Find and copy every line in the records that includes the string "point".
**** Extracted entries
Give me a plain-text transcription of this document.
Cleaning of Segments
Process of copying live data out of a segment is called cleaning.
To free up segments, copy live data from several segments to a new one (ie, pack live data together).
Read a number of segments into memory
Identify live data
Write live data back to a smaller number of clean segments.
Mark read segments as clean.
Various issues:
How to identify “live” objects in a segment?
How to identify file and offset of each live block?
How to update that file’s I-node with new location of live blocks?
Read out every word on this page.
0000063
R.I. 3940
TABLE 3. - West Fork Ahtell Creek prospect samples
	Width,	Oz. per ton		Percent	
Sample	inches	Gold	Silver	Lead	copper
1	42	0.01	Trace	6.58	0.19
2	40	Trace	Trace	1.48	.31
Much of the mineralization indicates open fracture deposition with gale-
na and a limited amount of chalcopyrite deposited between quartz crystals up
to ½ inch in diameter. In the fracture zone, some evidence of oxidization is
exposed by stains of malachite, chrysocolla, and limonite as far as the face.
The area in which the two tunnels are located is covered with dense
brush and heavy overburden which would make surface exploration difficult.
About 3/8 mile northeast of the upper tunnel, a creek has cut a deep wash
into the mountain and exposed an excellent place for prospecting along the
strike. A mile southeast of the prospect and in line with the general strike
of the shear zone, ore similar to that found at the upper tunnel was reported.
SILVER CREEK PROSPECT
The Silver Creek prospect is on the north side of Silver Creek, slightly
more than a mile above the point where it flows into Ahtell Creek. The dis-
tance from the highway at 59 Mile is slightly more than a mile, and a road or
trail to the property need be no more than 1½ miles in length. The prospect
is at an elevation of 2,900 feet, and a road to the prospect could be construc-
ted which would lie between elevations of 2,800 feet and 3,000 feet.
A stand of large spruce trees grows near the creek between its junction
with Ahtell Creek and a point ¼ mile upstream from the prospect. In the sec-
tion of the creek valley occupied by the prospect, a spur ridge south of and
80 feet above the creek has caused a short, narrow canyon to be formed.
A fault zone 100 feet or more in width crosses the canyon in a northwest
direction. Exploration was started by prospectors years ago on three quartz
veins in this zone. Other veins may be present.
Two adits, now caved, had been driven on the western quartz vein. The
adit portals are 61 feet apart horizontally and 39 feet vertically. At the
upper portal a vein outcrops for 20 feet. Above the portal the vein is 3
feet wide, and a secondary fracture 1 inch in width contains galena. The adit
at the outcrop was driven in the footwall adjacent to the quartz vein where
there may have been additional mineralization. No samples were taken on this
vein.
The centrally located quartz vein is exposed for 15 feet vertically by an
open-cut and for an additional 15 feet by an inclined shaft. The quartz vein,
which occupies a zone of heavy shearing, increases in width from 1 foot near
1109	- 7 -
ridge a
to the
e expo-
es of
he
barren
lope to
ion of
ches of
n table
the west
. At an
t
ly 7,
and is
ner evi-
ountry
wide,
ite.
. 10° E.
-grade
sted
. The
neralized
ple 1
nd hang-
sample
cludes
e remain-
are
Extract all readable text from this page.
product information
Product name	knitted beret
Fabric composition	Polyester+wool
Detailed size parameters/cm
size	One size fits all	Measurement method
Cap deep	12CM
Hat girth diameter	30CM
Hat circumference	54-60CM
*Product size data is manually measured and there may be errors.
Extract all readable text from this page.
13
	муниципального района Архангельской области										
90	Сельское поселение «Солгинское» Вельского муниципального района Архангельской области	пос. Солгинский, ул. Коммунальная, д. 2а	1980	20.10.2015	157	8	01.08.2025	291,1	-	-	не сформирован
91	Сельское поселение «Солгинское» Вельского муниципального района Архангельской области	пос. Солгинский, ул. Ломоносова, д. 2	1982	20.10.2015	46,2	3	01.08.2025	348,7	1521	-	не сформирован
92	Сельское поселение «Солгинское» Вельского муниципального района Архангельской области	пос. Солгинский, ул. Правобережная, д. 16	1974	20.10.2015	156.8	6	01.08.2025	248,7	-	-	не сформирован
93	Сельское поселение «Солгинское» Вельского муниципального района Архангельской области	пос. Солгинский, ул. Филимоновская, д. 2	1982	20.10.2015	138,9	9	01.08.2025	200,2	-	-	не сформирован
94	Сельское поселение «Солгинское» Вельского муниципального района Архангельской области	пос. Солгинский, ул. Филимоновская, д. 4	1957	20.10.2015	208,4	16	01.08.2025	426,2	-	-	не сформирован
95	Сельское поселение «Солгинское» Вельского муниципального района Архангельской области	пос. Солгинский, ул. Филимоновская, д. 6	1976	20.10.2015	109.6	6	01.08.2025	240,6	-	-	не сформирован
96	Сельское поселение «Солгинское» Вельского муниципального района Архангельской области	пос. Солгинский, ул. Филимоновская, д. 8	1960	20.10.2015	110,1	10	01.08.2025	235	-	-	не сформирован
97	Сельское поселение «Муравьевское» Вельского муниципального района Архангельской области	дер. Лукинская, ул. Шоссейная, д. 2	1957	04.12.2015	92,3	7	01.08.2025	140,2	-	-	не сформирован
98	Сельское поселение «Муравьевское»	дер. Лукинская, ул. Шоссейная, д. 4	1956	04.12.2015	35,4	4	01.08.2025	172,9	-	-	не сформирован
********
### Expected output
more than a mile above the point where it flows into Ahtell Creek. The dis-
with Ahtell Creek and a point ¼ mile upstream from the prospect. In the sec-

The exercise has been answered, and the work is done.